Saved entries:

══════════

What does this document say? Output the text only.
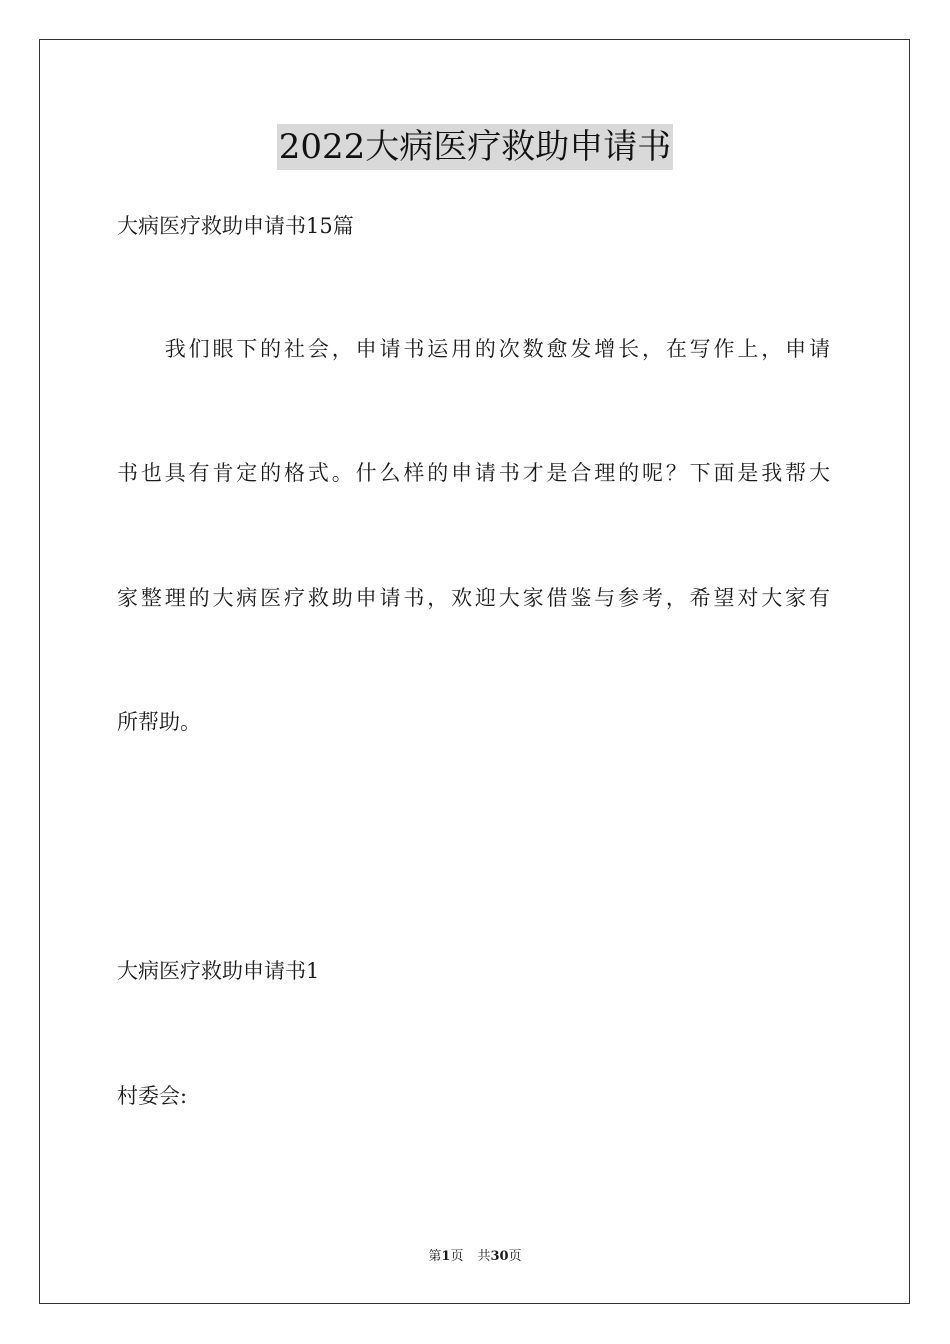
2022大病医疗救助申请书
大病医疗救助申请书15篇
　　我们眼下的社会，申请书运用的次数愈发增长，在写作上，申请
书也具有肯定的格式。什么样的申请书才是合理的呢？下面是我帮大
家整理的大病医疗救助申请书，欢迎大家借鉴与参考，希望对大家有
所帮助。
大病医疗救助申请书1
村委会:
第1页 共30页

══════════

**STATED TASK**
Make an exact copy of all the material, but keep the pictures out of it.

**FINISHED TASK**
What does this document say? Output the text only.
2022大病医疗救助申请书
大病医疗救助申请书15篇
　　我们眼下的社会，申请书运用的次数愈发增长，在写作上，申请
书也具有肯定的格式。什么样的申请书才是合理的呢？下面是我帮大
家整理的大病医疗救助申请书，欢迎大家借鉴与参考，希望对大家有
所帮助。
大病医疗救助申请书1
村委会:
第1页 共30页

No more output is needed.